• **What is required**:
Copy every line of the listing that holds the string "อนเท".

== Data entries

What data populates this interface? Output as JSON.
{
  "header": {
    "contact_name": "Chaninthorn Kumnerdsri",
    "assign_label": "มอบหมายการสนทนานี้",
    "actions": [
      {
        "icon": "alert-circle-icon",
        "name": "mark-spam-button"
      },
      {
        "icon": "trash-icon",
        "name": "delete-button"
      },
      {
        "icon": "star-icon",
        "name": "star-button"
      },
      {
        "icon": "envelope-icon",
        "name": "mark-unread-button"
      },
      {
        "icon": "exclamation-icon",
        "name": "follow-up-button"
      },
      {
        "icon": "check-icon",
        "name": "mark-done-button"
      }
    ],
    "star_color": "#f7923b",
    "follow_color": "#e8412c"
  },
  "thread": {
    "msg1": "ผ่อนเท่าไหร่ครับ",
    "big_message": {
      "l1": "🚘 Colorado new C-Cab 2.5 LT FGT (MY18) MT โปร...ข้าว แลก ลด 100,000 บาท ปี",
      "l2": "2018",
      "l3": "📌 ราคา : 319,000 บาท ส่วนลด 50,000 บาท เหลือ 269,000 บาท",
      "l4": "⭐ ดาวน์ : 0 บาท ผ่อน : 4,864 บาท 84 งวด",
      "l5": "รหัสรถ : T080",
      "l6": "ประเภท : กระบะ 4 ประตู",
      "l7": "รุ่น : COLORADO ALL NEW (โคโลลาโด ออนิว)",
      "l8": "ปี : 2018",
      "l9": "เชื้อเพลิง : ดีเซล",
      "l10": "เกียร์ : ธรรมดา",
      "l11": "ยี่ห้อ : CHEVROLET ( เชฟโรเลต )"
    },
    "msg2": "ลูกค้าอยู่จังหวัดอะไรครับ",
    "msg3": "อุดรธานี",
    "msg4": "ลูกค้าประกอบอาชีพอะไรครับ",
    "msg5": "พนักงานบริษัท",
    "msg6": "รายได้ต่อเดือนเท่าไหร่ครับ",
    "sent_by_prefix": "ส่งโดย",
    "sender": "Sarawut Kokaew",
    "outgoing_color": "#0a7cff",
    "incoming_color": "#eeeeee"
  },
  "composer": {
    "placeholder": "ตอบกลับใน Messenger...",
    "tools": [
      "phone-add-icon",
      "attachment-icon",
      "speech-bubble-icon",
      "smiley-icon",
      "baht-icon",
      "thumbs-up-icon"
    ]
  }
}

====

• **Full solution**:
    "msg1": "ผ่อนเท่าไหร่ครับ",
    "msg6": "รายได้ต่อเดือนเท่าไหร่ครับ",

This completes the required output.